JOB: Reproduce every entry below precisely; do not include the pictures.

Saved data entries:
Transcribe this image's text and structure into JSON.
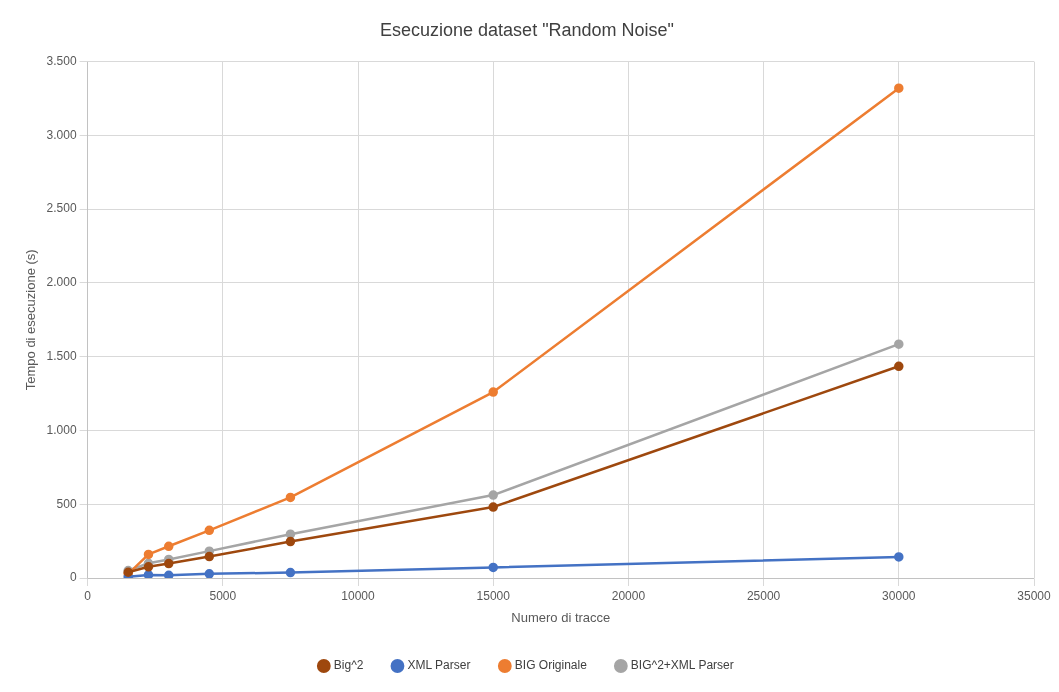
{
  "chart_data": {
    "type": "line",
    "title": "Esecuzione dataset \"Random Noise\"",
    "xlabel": "Numero di tracce",
    "ylabel": "Tempo di esecuzione (s)",
    "x": [
      1500,
      2250,
      3000,
      4500,
      7500,
      15000,
      30000
    ],
    "series": [
      {
        "name": "Big^2",
        "color": "#9e480e",
        "values": [
          39,
          76,
          98,
          145,
          247,
          481,
          1435
        ]
      },
      {
        "name": "XML Parser",
        "color": "#4472c4",
        "values": [
          8,
          21,
          18,
          28,
          37,
          72,
          143
        ]
      },
      {
        "name": "BIG Originale",
        "color": "#ed7d31",
        "values": [
          28,
          160,
          215,
          323,
          546,
          1260,
          3320
        ]
      },
      {
        "name": "BIG^2+XML Parser",
        "color": "#a5a5a5",
        "values": [
          50,
          100,
          126,
          182,
          297,
          562,
          1585
        ]
      }
    ],
    "xlim": [
      0,
      35000
    ],
    "xticks": [
      0,
      5000,
      10000,
      15000,
      20000,
      25000,
      30000,
      35000
    ],
    "ylim": [
      0,
      3500
    ],
    "yticks": [
      0,
      500,
      {
        "value": 1000,
        "label": "1.000"
      },
      {
        "value": 1500,
        "label": "1.500"
      },
      {
        "value": 2000,
        "label": "2.000"
      },
      {
        "value": 2500,
        "label": "2.500"
      },
      {
        "value": 3000,
        "label": "3.000"
      },
      {
        "value": 3500,
        "label": "3.500"
      }
    ],
    "grid": true,
    "legend": "bottom",
    "marker": "circle",
    "line_style": "solid"
  }
}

ANSWER FOR THE TASK:
Transcribe this image's text and structure into JSON.
{
  "chart_data": {
    "type": "line",
    "title": "Esecuzione dataset \"Random Noise\"",
    "xlabel": "Numero di tracce",
    "ylabel": "Tempo di esecuzione (s)",
    "x": [
      1500,
      2250,
      3000,
      4500,
      7500,
      15000,
      30000
    ],
    "series": [
      {
        "name": "Big^2",
        "color": "#9e480e",
        "values": [
          39,
          76,
          98,
          145,
          247,
          481,
          1435
        ]
      },
      {
        "name": "XML Parser",
        "color": "#4472c4",
        "values": [
          8,
          21,
          18,
          28,
          37,
          72,
          143
        ]
      },
      {
        "name": "BIG Originale",
        "color": "#ed7d31",
        "values": [
          28,
          160,
          215,
          323,
          546,
          1260,
          3320
        ]
      },
      {
        "name": "BIG^2+XML Parser",
        "color": "#a5a5a5",
        "values": [
          50,
          100,
          126,
          182,
          297,
          562,
          1585
        ]
      }
    ],
    "xlim": [
      0,
      35000
    ],
    "xticks": [
      0,
      5000,
      10000,
      15000,
      20000,
      25000,
      30000,
      35000
    ],
    "ylim": [
      0,
      3500
    ],
    "yticks": [
      0,
      500,
      {
        "value": 1000,
        "label": "1.000"
      },
      {
        "value": 1500,
        "label": "1.500"
      },
      {
        "value": 2000,
        "label": "2.000"
      },
      {
        "value": 2500,
        "label": "2.500"
      },
      {
        "value": 3000,
        "label": "3.000"
      },
      {
        "value": 3500,
        "label": "3.500"
      }
    ],
    "grid": true,
    "legend": "bottom",
    "marker": "circle",
    "line_style": "solid"
  }
}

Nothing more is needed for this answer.